##### The input
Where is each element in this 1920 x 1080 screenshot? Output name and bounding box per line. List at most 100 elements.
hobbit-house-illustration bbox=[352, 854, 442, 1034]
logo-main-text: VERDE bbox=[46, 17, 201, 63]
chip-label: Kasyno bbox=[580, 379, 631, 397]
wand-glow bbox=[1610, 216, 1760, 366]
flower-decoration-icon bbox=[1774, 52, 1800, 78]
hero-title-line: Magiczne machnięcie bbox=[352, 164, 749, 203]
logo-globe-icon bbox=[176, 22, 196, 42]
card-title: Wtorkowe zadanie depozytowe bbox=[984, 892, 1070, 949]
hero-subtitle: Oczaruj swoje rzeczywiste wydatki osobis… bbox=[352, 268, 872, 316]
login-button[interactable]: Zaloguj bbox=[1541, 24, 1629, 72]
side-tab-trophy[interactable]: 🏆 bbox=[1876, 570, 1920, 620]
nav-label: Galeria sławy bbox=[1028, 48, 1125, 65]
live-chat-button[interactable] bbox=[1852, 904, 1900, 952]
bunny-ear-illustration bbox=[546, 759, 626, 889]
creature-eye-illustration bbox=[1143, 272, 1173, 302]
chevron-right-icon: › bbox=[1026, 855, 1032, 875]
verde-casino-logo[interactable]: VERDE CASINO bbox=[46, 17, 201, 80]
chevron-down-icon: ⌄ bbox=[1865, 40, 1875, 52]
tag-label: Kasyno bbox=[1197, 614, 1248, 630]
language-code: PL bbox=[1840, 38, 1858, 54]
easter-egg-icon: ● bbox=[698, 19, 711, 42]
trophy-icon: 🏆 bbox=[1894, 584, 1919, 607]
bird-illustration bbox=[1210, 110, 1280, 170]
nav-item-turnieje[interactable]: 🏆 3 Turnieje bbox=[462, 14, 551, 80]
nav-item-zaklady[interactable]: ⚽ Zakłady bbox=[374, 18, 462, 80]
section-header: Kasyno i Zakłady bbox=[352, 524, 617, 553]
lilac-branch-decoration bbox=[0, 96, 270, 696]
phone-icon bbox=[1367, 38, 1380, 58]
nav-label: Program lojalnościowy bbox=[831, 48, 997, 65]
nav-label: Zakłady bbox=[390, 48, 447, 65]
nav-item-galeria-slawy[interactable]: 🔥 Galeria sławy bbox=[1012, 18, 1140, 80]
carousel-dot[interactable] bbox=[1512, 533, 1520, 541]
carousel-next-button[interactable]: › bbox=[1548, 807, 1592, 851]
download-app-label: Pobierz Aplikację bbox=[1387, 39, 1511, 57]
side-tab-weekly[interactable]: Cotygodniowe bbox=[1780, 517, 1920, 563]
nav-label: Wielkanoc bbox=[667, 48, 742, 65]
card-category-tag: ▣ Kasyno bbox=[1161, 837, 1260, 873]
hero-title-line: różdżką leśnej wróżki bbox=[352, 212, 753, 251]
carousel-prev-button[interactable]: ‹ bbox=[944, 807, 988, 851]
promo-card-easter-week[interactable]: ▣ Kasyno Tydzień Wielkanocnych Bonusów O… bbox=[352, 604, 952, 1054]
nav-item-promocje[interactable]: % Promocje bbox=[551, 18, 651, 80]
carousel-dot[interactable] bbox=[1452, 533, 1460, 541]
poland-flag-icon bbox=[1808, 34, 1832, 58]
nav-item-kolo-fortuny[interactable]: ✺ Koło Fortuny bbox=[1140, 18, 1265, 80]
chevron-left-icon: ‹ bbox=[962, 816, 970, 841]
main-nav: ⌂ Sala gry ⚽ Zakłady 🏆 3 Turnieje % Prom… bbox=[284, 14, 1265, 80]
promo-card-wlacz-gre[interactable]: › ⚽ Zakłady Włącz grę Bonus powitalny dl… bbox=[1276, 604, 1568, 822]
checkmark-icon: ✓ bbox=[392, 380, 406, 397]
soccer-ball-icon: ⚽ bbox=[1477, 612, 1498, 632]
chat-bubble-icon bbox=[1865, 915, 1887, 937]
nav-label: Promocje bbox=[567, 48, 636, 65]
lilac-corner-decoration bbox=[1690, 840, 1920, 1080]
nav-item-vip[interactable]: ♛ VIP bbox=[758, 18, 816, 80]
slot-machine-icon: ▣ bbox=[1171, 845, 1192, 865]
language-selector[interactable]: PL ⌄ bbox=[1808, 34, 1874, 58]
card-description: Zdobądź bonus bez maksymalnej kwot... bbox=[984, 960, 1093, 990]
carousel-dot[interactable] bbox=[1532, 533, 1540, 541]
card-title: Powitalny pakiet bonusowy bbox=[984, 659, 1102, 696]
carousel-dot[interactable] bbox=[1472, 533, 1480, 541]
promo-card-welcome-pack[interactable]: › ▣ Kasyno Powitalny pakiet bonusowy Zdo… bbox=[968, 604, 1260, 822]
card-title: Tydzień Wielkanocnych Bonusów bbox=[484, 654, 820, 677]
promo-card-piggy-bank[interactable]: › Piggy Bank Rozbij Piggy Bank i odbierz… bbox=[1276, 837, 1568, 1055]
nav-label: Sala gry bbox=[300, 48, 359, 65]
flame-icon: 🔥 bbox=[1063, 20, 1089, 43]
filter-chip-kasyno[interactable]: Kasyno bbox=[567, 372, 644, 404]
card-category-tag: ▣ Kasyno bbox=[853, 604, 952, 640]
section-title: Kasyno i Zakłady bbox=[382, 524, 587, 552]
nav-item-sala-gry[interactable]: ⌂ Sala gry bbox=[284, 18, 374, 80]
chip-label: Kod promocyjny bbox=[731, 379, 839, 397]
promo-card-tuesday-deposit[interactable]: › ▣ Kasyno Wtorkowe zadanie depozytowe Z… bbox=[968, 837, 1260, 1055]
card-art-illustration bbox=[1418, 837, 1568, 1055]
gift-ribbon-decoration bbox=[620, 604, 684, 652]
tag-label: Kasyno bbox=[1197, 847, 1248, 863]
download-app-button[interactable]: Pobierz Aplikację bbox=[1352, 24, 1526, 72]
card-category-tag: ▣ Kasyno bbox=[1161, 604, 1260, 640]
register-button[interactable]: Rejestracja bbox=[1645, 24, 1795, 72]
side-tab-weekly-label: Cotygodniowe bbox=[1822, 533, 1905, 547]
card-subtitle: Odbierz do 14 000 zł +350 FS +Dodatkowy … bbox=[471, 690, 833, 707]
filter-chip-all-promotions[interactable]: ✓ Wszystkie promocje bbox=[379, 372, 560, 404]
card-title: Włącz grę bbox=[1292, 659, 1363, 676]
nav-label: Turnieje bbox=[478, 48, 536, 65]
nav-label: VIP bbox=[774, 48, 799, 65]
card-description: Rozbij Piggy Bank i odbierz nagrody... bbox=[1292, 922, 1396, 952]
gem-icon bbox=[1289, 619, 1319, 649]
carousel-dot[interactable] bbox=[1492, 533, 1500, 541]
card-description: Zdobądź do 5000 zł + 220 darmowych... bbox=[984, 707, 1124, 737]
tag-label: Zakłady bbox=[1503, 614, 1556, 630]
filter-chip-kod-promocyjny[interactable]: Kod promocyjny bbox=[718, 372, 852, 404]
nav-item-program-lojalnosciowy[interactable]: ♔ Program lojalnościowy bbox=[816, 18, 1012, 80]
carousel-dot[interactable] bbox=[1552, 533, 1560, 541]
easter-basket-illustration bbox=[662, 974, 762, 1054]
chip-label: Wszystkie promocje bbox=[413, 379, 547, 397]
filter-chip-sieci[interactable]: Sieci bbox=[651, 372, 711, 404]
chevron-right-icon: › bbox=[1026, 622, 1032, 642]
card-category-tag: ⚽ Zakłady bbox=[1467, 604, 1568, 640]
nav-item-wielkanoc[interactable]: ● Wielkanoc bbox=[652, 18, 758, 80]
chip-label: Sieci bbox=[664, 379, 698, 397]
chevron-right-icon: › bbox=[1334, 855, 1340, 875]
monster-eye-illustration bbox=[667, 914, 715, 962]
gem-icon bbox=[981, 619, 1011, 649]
##########
Repeat the lines of the entries above without alteration, beginning with the first line of the entries and continuing through the line that contains "side-tab-trophy[interactable]: 🏆 bbox=[1876, 570, 1920, 620]".

Output for this exercise
Where is each element in this 1920 x 1080 screenshot? Output name and bounding box per line. List at most 100 elements.
hobbit-house-illustration bbox=[352, 854, 442, 1034]
logo-main-text: VERDE bbox=[46, 17, 201, 63]
chip-label: Kasyno bbox=[580, 379, 631, 397]
wand-glow bbox=[1610, 216, 1760, 366]
flower-decoration-icon bbox=[1774, 52, 1800, 78]
hero-title-line: Magiczne machnięcie bbox=[352, 164, 749, 203]
logo-globe-icon bbox=[176, 22, 196, 42]
card-title: Wtorkowe zadanie depozytowe bbox=[984, 892, 1070, 949]
hero-subtitle: Oczaruj swoje rzeczywiste wydatki osobis… bbox=[352, 268, 872, 316]
login-button[interactable]: Zaloguj bbox=[1541, 24, 1629, 72]
side-tab-trophy[interactable]: 🏆 bbox=[1876, 570, 1920, 620]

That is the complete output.